BEGIN SUPPLIED PASSAGE

[This is preliminary documentation and subject to change.]
SCODE IFilter::GetChunk( STAT_CHUNK * pStat );
GetChunk positions the filter at the beginning of the next chunk and returns a description of the chunk in pStat. After this call, the chunk described in pStat is the current chunk. The chunk descriptor is owned by the caller, but the property name pointer which may be set in the property specification is owned by the callee and should not be freed. Several operations (see below) can only be applied to the current chunk. Before GetChunk. has been called for the first time, there is no current chunk. When the current chunk is the last chunk, additional call(s) to GetChunk return FILTER_E_END_OF_CHUNKS. If the next chunk is an embedding for which a filter is not available, this call returns FILTER_E_EMBEDDING_UNAVAILABLE. If the next chunk is in an unavailable link, this call returns FILTER_E_LINK_UNAVAILABLE. Access failure may also be reported with FILTER_E_PASSWORD and FILTER_E_ACCESS. After an error return code of anything other than FILTER_E_END_OF_CHUNKS the next call to IFilter still fetches the next chunk after the unavailable one.
A description of the active chunk is placed in *pStat. This structure is defined as follows:
typedef enum tagCHUNKSTATE
{
CHUNK_TEXT = 0x1,
CHUNK_VALUE = 0x2
} CHUNKSTATE;
typedef enum tagCHUNK_BREAKTYPE
{
CHUNK_NO_BREAK = 0,
CHUNK_EOW = 1,
CHUNK_EOS = 2,
CHUNK_EOP = 3,
CHUNK_EOC = 4
} CHUNK_BREAKTYPE;
typedef tagSTAT_CHUNK
{
ULONG idChunk;
CHUNK_BREAKTYPE breakType;
CHUNKSTATE flags;
LCID locale;
FULLPROPSPEC attribute;
ULONG idChunkSource;
ULONG cwcStartSource;
ULONG cwcLenSource;
} STAT_CHUNK;
The chunk identifier for this chunk is returned in idChunk. It must be unique from every other chunk identifier returned by GetChunk during a single instantiation of IFilter. Chunk identifiers must be in increasing order. The order in which chunks are returned should correspond to the order of their text in the source document. Some search engines may take advantage of the inter-attribute proximity exposed between chunks of various attributes.

END SUPPLIED PASSAGE

STATED GOAL A: Pull out each line of the listing below that contains the word "chart".

BEGIN DATA EXCERPTS

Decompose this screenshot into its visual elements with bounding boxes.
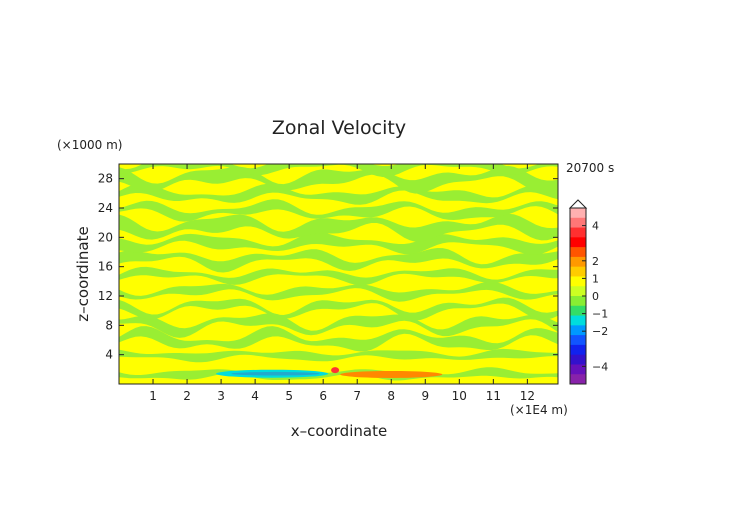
colorbar-swatch	[570, 217, 586, 229]
colorbar-swatch	[570, 208, 586, 219]
colorbar-swatch	[570, 227, 586, 238]
colorbar: 4 2 1 0 −1 −2 −4	[568, 199, 608, 385]
contour-band	[119, 165, 558, 194]
colorbar-arrow	[568, 199, 588, 209]
positive-velocity-jet	[340, 370, 443, 378]
colorbar-swatch	[570, 335, 586, 346]
x-tick-label: 9	[421, 389, 429, 403]
x-tick-label: 4	[251, 389, 259, 403]
contour-band	[119, 326, 558, 352]
colorbar-swatch	[570, 247, 586, 258]
colorbar-swatch	[570, 354, 586, 365]
x-tick-label: 3	[217, 389, 225, 403]
chart-title: Zonal Velocity	[272, 117, 406, 139]
colorbar-swatch	[570, 296, 586, 307]
x-tick-label: 1	[149, 389, 157, 403]
colorbar-swatch	[570, 364, 586, 375]
contour-band	[119, 213, 558, 242]
x-tick-label: 7	[353, 389, 361, 403]
y-tick-label: 28	[98, 172, 113, 186]
colorbar-tick-label: 2	[592, 255, 599, 268]
colorbar-swatch	[570, 256, 586, 268]
plot-area	[119, 164, 558, 384]
y-tick-label: 20	[98, 230, 113, 244]
velocity-features	[215, 367, 443, 378]
colorbar-tick-label: 4	[592, 220, 599, 233]
x-tick-label: 5	[285, 389, 293, 403]
y-tick-label: 12	[98, 289, 113, 303]
contour-band	[119, 266, 558, 286]
contour-band	[119, 348, 558, 363]
contour-band	[119, 232, 558, 255]
x-tick-label: 10	[452, 389, 467, 403]
y-axis-ticks: 4 8 12 16 20 24 28	[98, 172, 558, 362]
contour-band	[119, 248, 558, 273]
x-tick-label: 2	[183, 389, 191, 403]
y-axis-label: z–coordinate	[74, 226, 92, 321]
colorbar-swatch	[570, 374, 586, 385]
colorbar-tick-label: 0	[592, 290, 599, 303]
x-tick-label: 8	[387, 389, 395, 403]
colorbar-tick-label: −4	[592, 360, 608, 373]
x-axis-label: x–coordinate	[291, 422, 387, 440]
colorbar-tick-label: 1	[592, 272, 599, 285]
x-tick-label: 12	[520, 389, 535, 403]
colorbar-swatch	[570, 315, 586, 326]
negative-velocity-core	[231, 371, 320, 376]
colorbar-tick-label: −2	[592, 325, 608, 338]
colorbar-swatch	[570, 286, 586, 297]
contour-band	[119, 199, 558, 222]
colorbar-tick-label: −1	[592, 308, 608, 321]
y-tick-label: 8	[105, 318, 113, 332]
y-tick-label: 24	[98, 201, 113, 215]
contour-band	[119, 367, 558, 381]
x-unit-label: (×1E4 m)	[510, 403, 568, 417]
y-tick-label: 4	[105, 348, 113, 362]
green-bands	[119, 164, 558, 381]
colorbar-swatch	[570, 237, 586, 248]
contour-band	[119, 297, 558, 321]
colorbar-swatch	[570, 344, 586, 356]
colorbar-swatch	[570, 325, 586, 336]
plot-frame	[118, 163, 559, 385]
colorbar-swatch	[570, 276, 586, 287]
colorbar-swatch	[570, 266, 586, 277]
contour-band	[119, 281, 558, 302]
positive-velocity-peak	[331, 367, 340, 374]
contour-band	[119, 313, 558, 338]
time-label: 20700 s	[566, 161, 614, 175]
contour-band	[119, 183, 558, 205]
x-tick-label: 11	[486, 389, 501, 403]
x-axis-ticks: 1 2 3 4 5 6 7 8 9 10 11 12	[149, 164, 535, 403]
colorbar-swatch	[570, 305, 586, 317]
x-tick-label: 6	[319, 389, 327, 403]
y-unit-label: (×1000 m)	[57, 138, 122, 152]
contour-band	[119, 164, 558, 177]
y-tick-label: 16	[98, 260, 113, 274]
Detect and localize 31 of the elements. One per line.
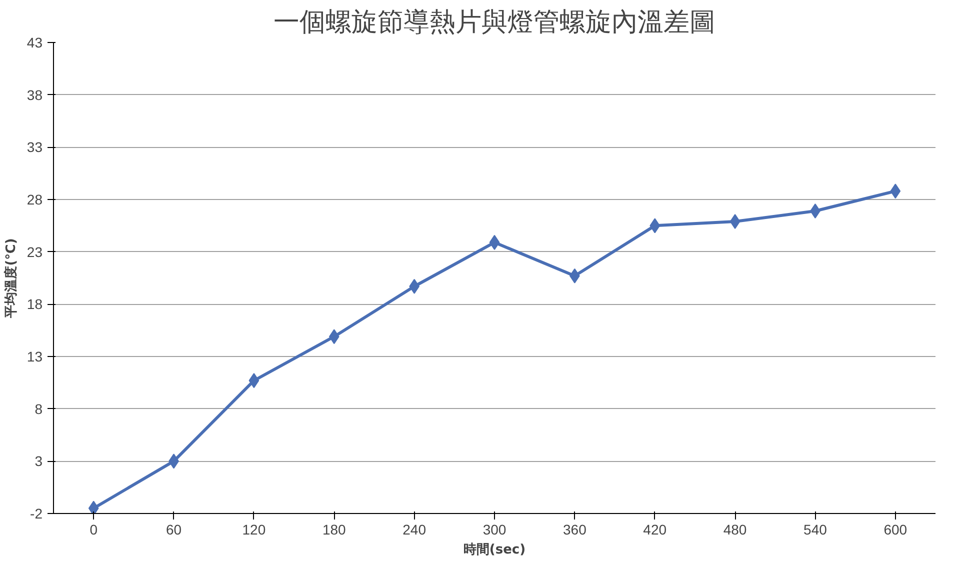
x-tick-label: 540 (804, 522, 828, 538)
y-tick-label: 18 (26, 296, 43, 312)
x-tick-label: 480 (723, 522, 747, 538)
x-tick-label: 420 (643, 522, 667, 538)
point (489, 234, 500, 250)
y-tick-label: 43 (26, 34, 43, 50)
point (88, 500, 99, 514)
x-tick-label: 60 (166, 522, 182, 538)
y-tick-label: -2 (30, 506, 43, 522)
x-tick-label: 300 (482, 522, 506, 538)
y-tick-label: 38 (26, 86, 43, 103)
y-tick-label: 13 (26, 348, 43, 364)
x-tick-label: 240 (402, 522, 426, 538)
chart-title: 一個螺旋節導熱片與燈管螺旋內溫差圖 (274, 8, 716, 38)
point (730, 214, 740, 229)
point (650, 218, 660, 234)
x-tick-label: 600 (884, 522, 908, 538)
x-tick-label: 180 (322, 522, 346, 538)
point (248, 373, 260, 388)
y-tick-label: 3 (34, 453, 43, 470)
y-axis-title: 平均溫度(℃) (2, 238, 19, 319)
x-tick-label: 120 (242, 522, 266, 538)
y-tick-label: 33 (26, 139, 43, 156)
x-axis-title: 時間(sec) (463, 542, 526, 558)
point (890, 184, 901, 199)
x-tick-label: 0 (90, 522, 98, 538)
x-tick-label: 360 (563, 522, 587, 538)
y-tick-label: 8 (34, 400, 43, 417)
y-tick-label: 23 (26, 244, 43, 260)
point (328, 329, 340, 344)
y-tick-label: 28 (26, 192, 43, 208)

END DATA EXCERPTS

STATED GOAL B: Render this sentence from the GetChunk documentation in French: "After this call, the chunk described in pStat is the current chunk."

WRITTEN ANSWER A:
chart-title: Zonal Velocity	[272, 117, 406, 139]
chart-title: 一個螺旋節導熱片與燈管螺旋內溫差圖 (274, 8, 716, 38)

WRITTEN ANSWER B: Après cet appel, le bloc décrit dans pStat est le bloc courant.